>> Begin

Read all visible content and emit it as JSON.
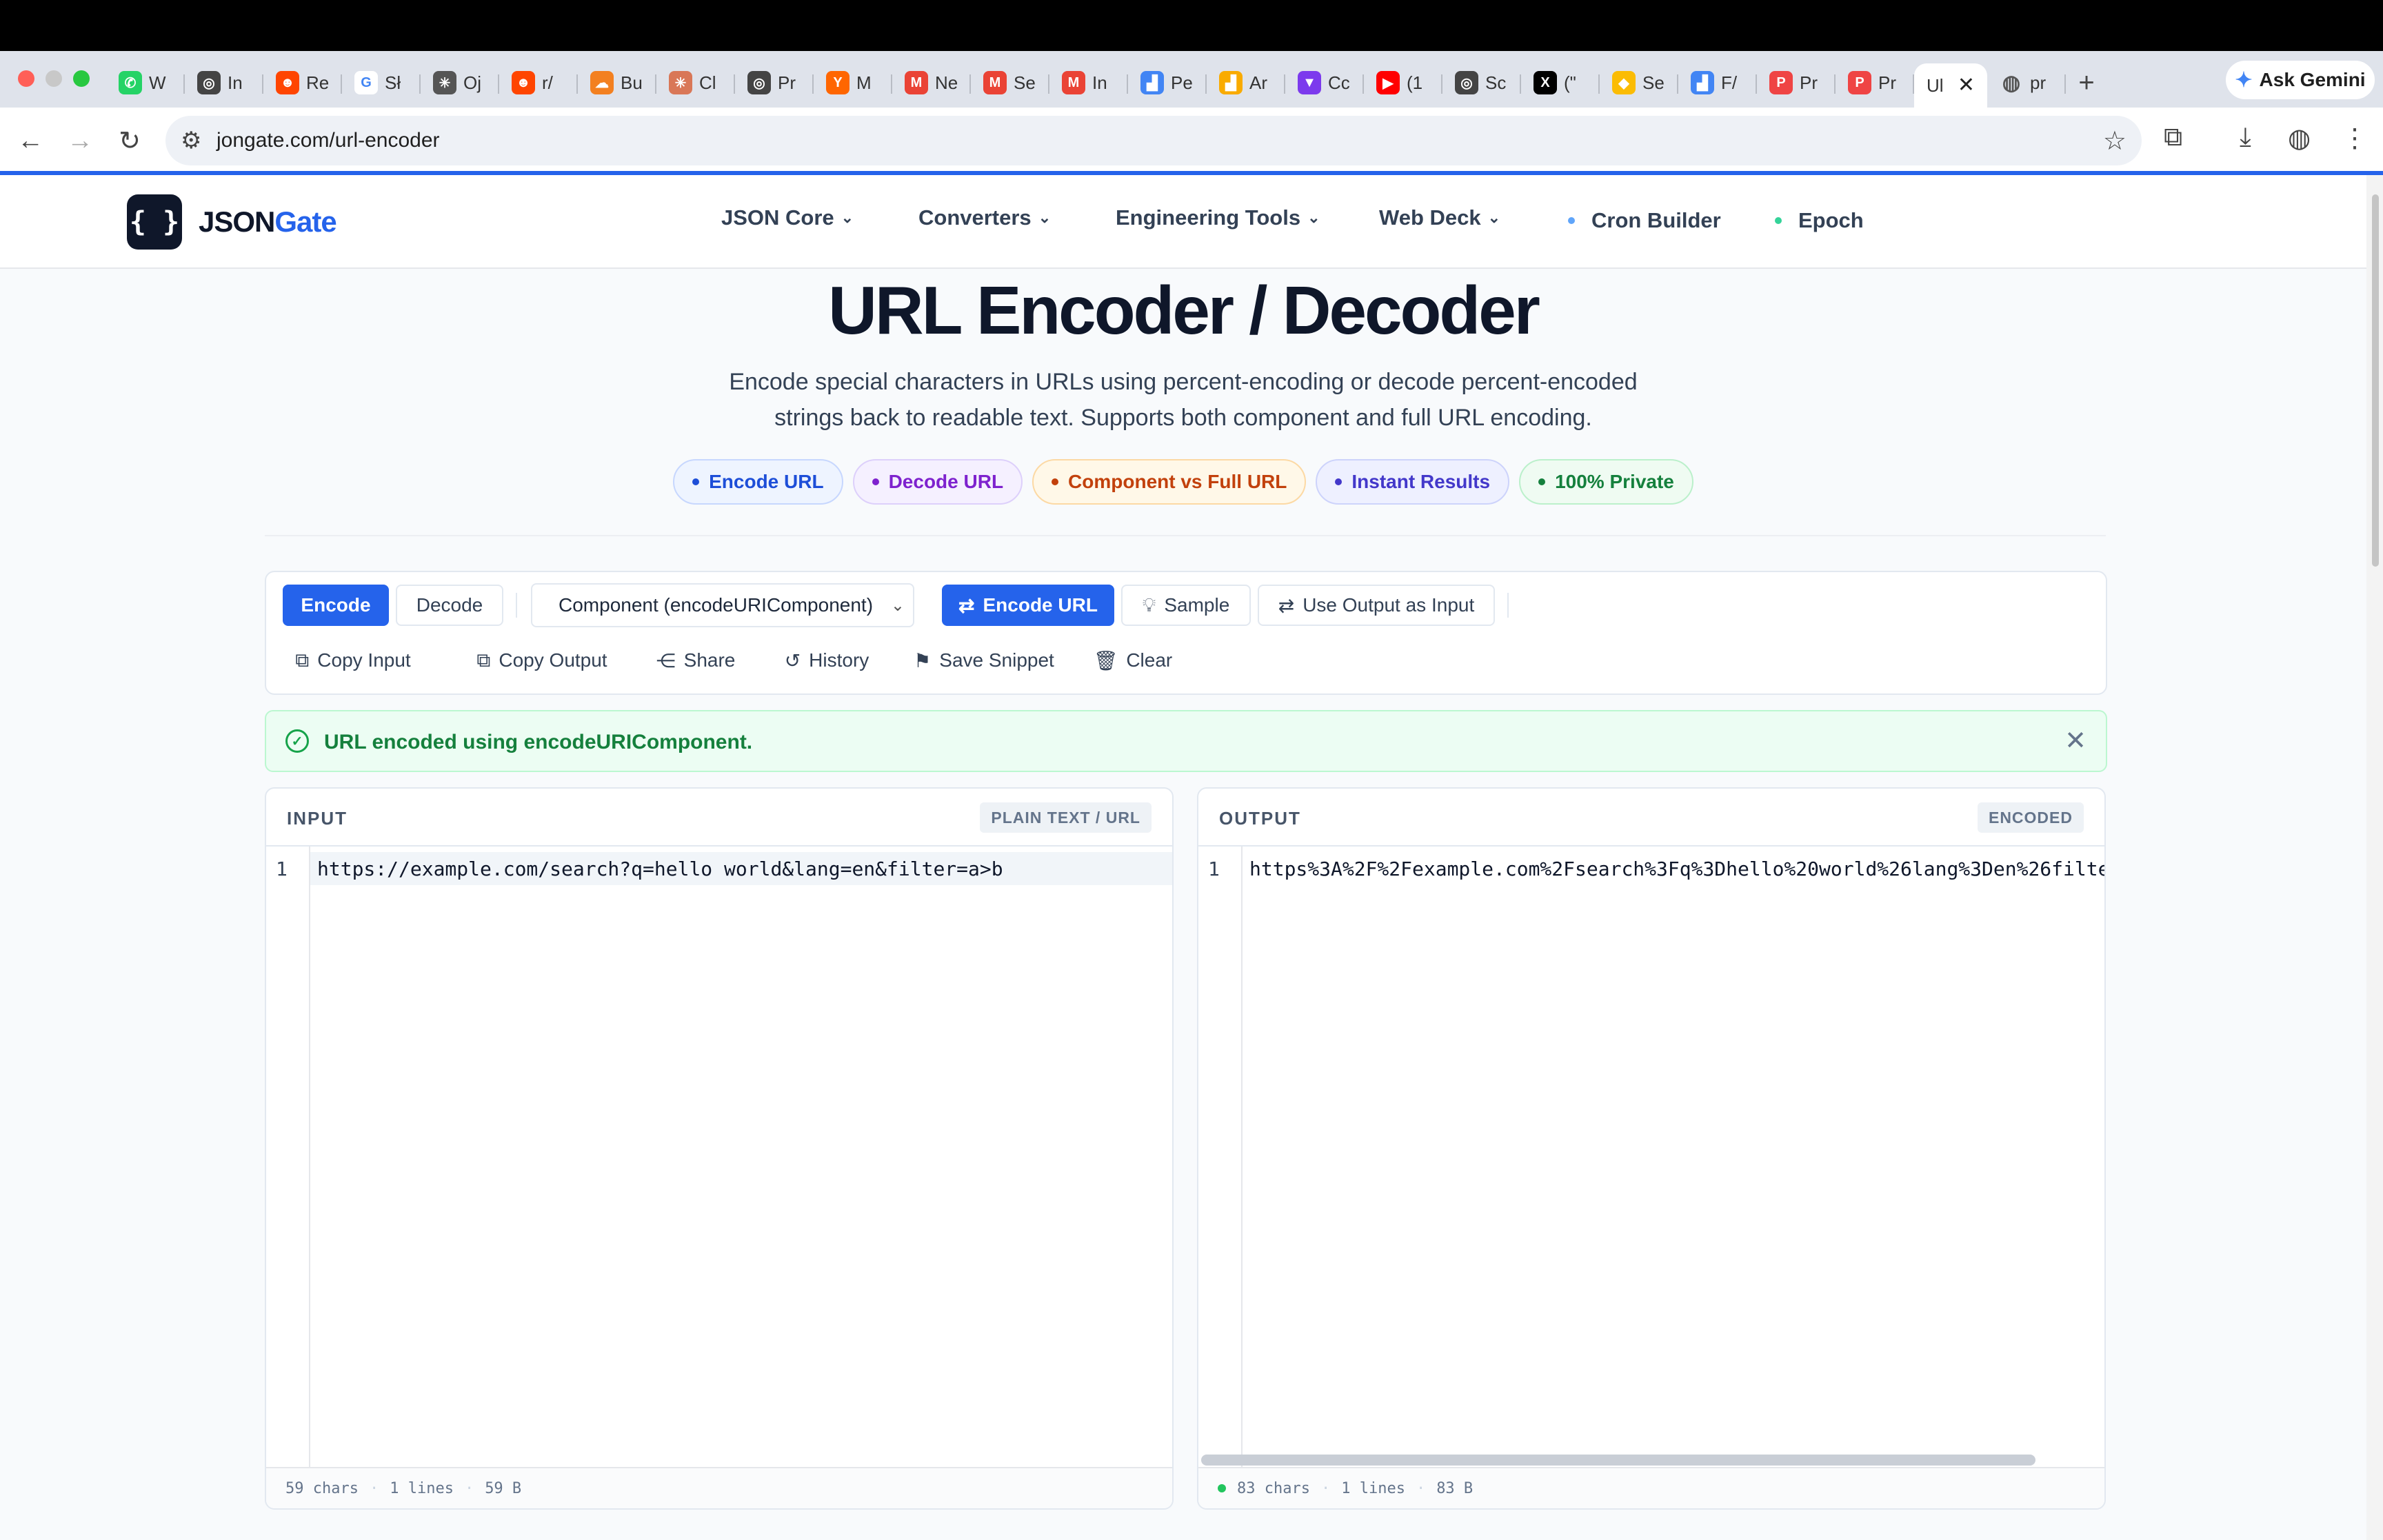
{
  "browser": {
    "tabs": [
      {
        "label": "W",
        "icon": "whatsapp-icon",
        "color": "#25d366",
        "glyph": "✆"
      },
      {
        "label": "In",
        "icon": "openai-icon",
        "color": "#444444",
        "glyph": "◎"
      },
      {
        "label": "Re",
        "icon": "reddit-icon",
        "color": "#ff4500",
        "glyph": "☻"
      },
      {
        "label": "Sł",
        "icon": "google-icon",
        "color": "#ffffff",
        "glyph": "G"
      },
      {
        "label": "Oj",
        "icon": "perplexity-icon",
        "color": "#555555",
        "glyph": "✳"
      },
      {
        "label": "r/",
        "icon": "reddit-icon",
        "color": "#ff4500",
        "glyph": "☻"
      },
      {
        "label": "Bu",
        "icon": "cloudflare-icon",
        "color": "#f38020",
        "glyph": "☁"
      },
      {
        "label": "Cl",
        "icon": "claude-icon",
        "color": "#d97757",
        "glyph": "✳"
      },
      {
        "label": "Pr",
        "icon": "openai-icon",
        "color": "#444444",
        "glyph": "◎"
      },
      {
        "label": "M",
        "icon": "ycombinator-icon",
        "color": "#ff6600",
        "glyph": "Y"
      },
      {
        "label": "Ne",
        "icon": "gmail-icon",
        "color": "#ea4335",
        "glyph": "M"
      },
      {
        "label": "Se",
        "icon": "gmail-icon",
        "color": "#ea4335",
        "glyph": "M"
      },
      {
        "label": "In",
        "icon": "gmail-icon",
        "color": "#ea4335",
        "glyph": "M"
      },
      {
        "label": "Pe",
        "icon": "analytics-icon",
        "color": "#4285f4",
        "glyph": "▟"
      },
      {
        "label": "Ar",
        "icon": "analytics-icon",
        "color": "#f9ab00",
        "glyph": "▟"
      },
      {
        "label": "Cc",
        "icon": "vite-icon",
        "color": "#7c3aed",
        "glyph": "▼"
      },
      {
        "label": "(1",
        "icon": "youtube-icon",
        "color": "#ff0000",
        "glyph": "▶"
      },
      {
        "label": "Sc",
        "icon": "openai-icon",
        "color": "#444444",
        "glyph": "◎"
      },
      {
        "label": "(\"",
        "icon": "x-icon",
        "color": "#000000",
        "glyph": "X"
      },
      {
        "label": "Se",
        "icon": "search-console-icon",
        "color": "#fbbc04",
        "glyph": "◆"
      },
      {
        "label": "F/",
        "icon": "analytics-icon",
        "color": "#4285f4",
        "glyph": "▟"
      },
      {
        "label": "Pr",
        "icon": "producthunt-icon",
        "color": "#ef4444",
        "glyph": "P"
      },
      {
        "label": "Pr",
        "icon": "producthunt-icon",
        "color": "#ef4444",
        "glyph": "P"
      }
    ],
    "active_tab": {
      "label": "Ul"
    },
    "after_tab": {
      "label": "pr",
      "icon": "globe-icon"
    },
    "ask_gemini": "Ask Gemini",
    "url": "jongate.com/url-encoder"
  },
  "site": {
    "logo_glyph": "{ }",
    "logo_json": "JSON",
    "logo_gate": "Gate",
    "nav": [
      {
        "label": "JSON Core"
      },
      {
        "label": "Converters"
      },
      {
        "label": "Engineering Tools"
      },
      {
        "label": "Web Deck"
      }
    ],
    "nav_links": [
      {
        "label": "Cron Builder",
        "dot_color": "#60a5fa"
      },
      {
        "label": "Epoch",
        "dot_color": "#34d399"
      }
    ]
  },
  "hero": {
    "title": "URL Encoder / Decoder",
    "subtitle": "Encode special characters in URLs using percent-encoding or decode percent-encoded strings back to readable text. Supports both component and full URL encoding.",
    "pills": [
      {
        "label": "Encode URL",
        "bg": "#eef4ff",
        "border": "#c7d7fe",
        "color": "#1d4ed8"
      },
      {
        "label": "Decode URL",
        "bg": "#f5f0ff",
        "border": "#ddd0fb",
        "color": "#7e22ce"
      },
      {
        "label": "Component vs Full URL",
        "bg": "#fff8e8",
        "border": "#fcd9a4",
        "color": "#c2410c"
      },
      {
        "label": "Instant Results",
        "bg": "#eef0ff",
        "border": "#cdd3fb",
        "color": "#4338ca"
      },
      {
        "label": "100% Private",
        "bg": "#effbf2",
        "border": "#bbf0cb",
        "color": "#15803d"
      }
    ]
  },
  "toolbar": {
    "encode": "Encode",
    "decode": "Decode",
    "mode": "Component (encodeURIComponent)",
    "action": "Encode URL",
    "sample": "Sample",
    "use_output": "Use Output as Input",
    "copy_input": "Copy Input",
    "copy_output": "Copy Output",
    "share": "Share",
    "history": "History",
    "save_snippet": "Save Snippet",
    "clear": "Clear"
  },
  "alert": {
    "message": "URL encoded using encodeURIComponent."
  },
  "input": {
    "title": "INPUT",
    "tag": "PLAIN TEXT / URL",
    "line_number": "1",
    "value": "https://example.com/search?q=hello world&lang=en&filter=a>b",
    "chars": "59 chars",
    "lines": "1 lines",
    "bytes": "59 B"
  },
  "output": {
    "title": "OUTPUT",
    "tag": "ENCODED",
    "line_number": "1",
    "value": "https%3A%2F%2Fexample.com%2Fsearch%3Fq%3Dhello%20world%26lang%3Den%26filte",
    "chars": "83 chars",
    "lines": "1 lines",
    "bytes": "83 B"
  }
}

>> End

* **Required work**
List each line in the listing that contains the string "JSON".

* **Problem solution**
Read all visible content and emit it as JSON.
    "logo_json": "JSON",
        "label": "JSON Core"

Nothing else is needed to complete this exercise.